## What is needed:
Extract every line of the data below and copy each one verbatim, with no changes.

(Listings of layout items with their boxes)
____

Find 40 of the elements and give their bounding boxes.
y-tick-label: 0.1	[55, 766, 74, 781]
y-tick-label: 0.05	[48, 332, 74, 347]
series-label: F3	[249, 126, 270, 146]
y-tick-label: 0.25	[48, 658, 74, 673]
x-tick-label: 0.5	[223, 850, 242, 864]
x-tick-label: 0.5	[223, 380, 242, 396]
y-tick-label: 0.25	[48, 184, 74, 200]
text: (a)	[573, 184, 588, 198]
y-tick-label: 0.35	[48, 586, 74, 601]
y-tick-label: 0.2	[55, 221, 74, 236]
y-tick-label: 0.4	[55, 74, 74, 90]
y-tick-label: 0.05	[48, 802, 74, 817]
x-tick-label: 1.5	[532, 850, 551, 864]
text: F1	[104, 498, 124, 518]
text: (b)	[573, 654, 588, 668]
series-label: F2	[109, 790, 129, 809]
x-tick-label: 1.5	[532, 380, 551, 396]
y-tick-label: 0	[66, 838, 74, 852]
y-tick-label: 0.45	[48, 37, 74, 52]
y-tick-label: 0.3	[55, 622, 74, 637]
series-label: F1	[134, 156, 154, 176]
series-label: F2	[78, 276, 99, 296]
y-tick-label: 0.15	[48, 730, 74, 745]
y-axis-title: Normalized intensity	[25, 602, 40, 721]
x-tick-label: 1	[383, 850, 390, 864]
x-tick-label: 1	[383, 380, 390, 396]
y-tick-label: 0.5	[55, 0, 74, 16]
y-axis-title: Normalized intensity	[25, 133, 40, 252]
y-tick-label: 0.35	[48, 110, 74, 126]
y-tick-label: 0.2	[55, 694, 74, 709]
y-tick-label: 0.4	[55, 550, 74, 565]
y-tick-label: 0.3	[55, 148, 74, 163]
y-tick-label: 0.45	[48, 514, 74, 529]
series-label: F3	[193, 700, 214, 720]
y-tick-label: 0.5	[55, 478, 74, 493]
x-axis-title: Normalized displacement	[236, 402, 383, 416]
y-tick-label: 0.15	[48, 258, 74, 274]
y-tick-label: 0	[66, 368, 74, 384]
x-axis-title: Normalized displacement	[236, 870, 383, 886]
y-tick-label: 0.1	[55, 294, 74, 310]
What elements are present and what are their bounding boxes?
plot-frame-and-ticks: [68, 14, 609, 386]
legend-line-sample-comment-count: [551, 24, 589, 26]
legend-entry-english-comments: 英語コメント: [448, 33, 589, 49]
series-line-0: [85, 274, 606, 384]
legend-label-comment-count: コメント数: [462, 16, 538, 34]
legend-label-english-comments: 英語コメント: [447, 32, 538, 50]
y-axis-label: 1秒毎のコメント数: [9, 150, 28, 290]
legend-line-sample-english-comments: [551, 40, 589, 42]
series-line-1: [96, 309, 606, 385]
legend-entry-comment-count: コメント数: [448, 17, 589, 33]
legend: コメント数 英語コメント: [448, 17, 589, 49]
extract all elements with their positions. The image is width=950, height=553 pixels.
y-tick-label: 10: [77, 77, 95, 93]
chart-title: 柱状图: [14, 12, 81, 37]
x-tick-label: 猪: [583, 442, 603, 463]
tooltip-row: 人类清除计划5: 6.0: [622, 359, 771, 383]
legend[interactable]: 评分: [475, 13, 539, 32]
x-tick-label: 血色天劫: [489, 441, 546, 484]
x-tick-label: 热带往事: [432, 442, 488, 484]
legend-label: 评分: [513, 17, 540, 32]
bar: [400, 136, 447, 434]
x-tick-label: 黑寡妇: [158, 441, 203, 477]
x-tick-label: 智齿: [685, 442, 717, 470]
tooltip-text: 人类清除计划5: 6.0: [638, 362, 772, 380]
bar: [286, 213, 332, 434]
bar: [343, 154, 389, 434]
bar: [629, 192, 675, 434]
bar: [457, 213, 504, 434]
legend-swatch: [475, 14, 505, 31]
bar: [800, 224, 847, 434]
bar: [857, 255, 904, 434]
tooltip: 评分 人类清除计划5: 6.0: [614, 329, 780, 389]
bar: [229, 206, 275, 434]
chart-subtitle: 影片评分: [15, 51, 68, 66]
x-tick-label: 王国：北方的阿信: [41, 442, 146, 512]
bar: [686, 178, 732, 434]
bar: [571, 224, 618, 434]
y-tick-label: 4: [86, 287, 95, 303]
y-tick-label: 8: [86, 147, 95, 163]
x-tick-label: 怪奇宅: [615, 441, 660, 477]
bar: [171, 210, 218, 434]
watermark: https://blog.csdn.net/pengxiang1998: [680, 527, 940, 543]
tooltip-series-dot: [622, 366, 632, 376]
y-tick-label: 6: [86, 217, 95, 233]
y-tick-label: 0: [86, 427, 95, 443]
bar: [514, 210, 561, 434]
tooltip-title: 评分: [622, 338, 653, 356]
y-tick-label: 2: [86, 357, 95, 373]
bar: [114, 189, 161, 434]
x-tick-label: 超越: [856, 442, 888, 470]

____

## Solution to the exercise:
Find 40 of the elements and give their bounding boxes.
y-tick-label: 0.1	[55, 766, 74, 781]
y-tick-label: 0.05	[48, 332, 74, 347]
series-label: F3	[249, 126, 270, 146]
y-tick-label: 0.25	[48, 658, 74, 673]
x-tick-label: 0.5	[223, 850, 242, 864]
x-tick-label: 0.5	[223, 380, 242, 396]
y-tick-label: 0.25	[48, 184, 74, 200]
text: (a)	[573, 184, 588, 198]
y-tick-label: 0.35	[48, 586, 74, 601]
y-tick-label: 0.2	[55, 221, 74, 236]
y-tick-label: 0.4	[55, 74, 74, 90]
y-tick-label: 0.05	[48, 802, 74, 817]
x-tick-label: 1.5	[532, 850, 551, 864]
text: F1	[104, 498, 124, 518]
text: (b)	[573, 654, 588, 668]
series-label: F2	[109, 790, 129, 809]
x-tick-label: 1.5	[532, 380, 551, 396]
y-tick-label: 0	[66, 838, 74, 852]
y-tick-label: 0.45	[48, 37, 74, 52]
y-tick-label: 0.3	[55, 622, 74, 637]
series-label: F1	[134, 156, 154, 176]
series-label: F2	[78, 276, 99, 296]
y-tick-label: 0.15	[48, 730, 74, 745]
y-axis-title: Normalized intensity	[25, 602, 40, 721]
x-tick-label: 1	[383, 850, 390, 864]
x-tick-label: 1	[383, 380, 390, 396]
y-tick-label: 0.5	[55, 0, 74, 16]
y-axis-title: Normalized intensity	[25, 133, 40, 252]
y-tick-label: 0.35	[48, 110, 74, 126]
y-tick-label: 0.2	[55, 694, 74, 709]
y-tick-label: 0.4	[55, 550, 74, 565]
y-tick-label: 0.3	[55, 148, 74, 163]
y-tick-label: 0.45	[48, 514, 74, 529]
series-label: F3	[193, 700, 214, 720]
y-tick-label: 0.5	[55, 478, 74, 493]
x-axis-title: Normalized displacement	[236, 402, 383, 416]
y-tick-label: 0.15	[48, 258, 74, 274]
y-tick-label: 0	[66, 368, 74, 384]
x-axis-title: Normalized displacement	[236, 870, 383, 886]
y-tick-label: 0.1	[55, 294, 74, 310]
What elements are present and what are their bounding boxes?
plot-frame-and-ticks: [68, 14, 609, 386]
legend-line-sample-comment-count: [551, 24, 589, 26]
legend-entry-english-comments: 英語コメント: [448, 33, 589, 49]
series-line-0: [85, 274, 606, 384]
legend-label-comment-count: コメント数: [462, 16, 538, 34]
legend-label-english-comments: 英語コメント: [447, 32, 538, 50]
y-axis-label: 1秒毎のコメント数: [9, 150, 28, 290]
legend-line-sample-english-comments: [551, 40, 589, 42]
series-line-1: [96, 309, 606, 385]
legend-entry-comment-count: コメント数: [448, 17, 589, 33]
legend: コメント数 英語コメント: [448, 17, 589, 49]
extract all elements with their positions. The image is width=950, height=553 pixels.
y-tick-label: 10: [77, 77, 95, 93]
chart-title: 柱状图: [14, 12, 81, 37]
x-tick-label: 猪: [583, 442, 603, 463]
tooltip-row: 人类清除计划5: 6.0: [622, 359, 771, 383]
legend[interactable]: 评分: [475, 13, 539, 32]
x-tick-label: 血色天劫: [489, 441, 546, 484]
x-tick-label: 热带往事: [432, 442, 488, 484]
legend-label: 评分: [513, 17, 540, 32]
bar: [400, 136, 447, 434]
x-tick-label: 黑寡妇: [158, 441, 203, 477]
x-tick-label: 智齿: [685, 442, 717, 470]
tooltip-text: 人类清除计划5: 6.0: [638, 362, 772, 380]
bar: [286, 213, 332, 434]
bar: [343, 154, 389, 434]
bar: [629, 192, 675, 434]
bar: [457, 213, 504, 434]
legend-swatch: [475, 14, 505, 31]
bar: [800, 224, 847, 434]
bar: [857, 255, 904, 434]
tooltip: 评分 人类清除计划5: 6.0: [614, 329, 780, 389]
bar: [229, 206, 275, 434]
chart-subtitle: 影片评分: [15, 51, 68, 66]
x-tick-label: 王国：北方的阿信: [41, 442, 146, 512]
bar: [686, 178, 732, 434]
bar: [571, 224, 618, 434]
y-tick-label: 4: [86, 287, 95, 303]
y-tick-label: 8: [86, 147, 95, 163]
x-tick-label: 怪奇宅: [615, 441, 660, 477]
bar: [171, 210, 218, 434]
watermark: https://blog.csdn.net/pengxiang1998: [680, 527, 940, 543]
tooltip-series-dot: [622, 366, 632, 376]
y-tick-label: 6: [86, 217, 95, 233]
y-tick-label: 0: [86, 427, 95, 443]
bar: [514, 210, 561, 434]
tooltip-title: 评分: [622, 338, 653, 356]
y-tick-label: 2: [86, 357, 95, 373]
bar: [114, 189, 161, 434]
x-tick-label: 超越: [856, 442, 888, 470]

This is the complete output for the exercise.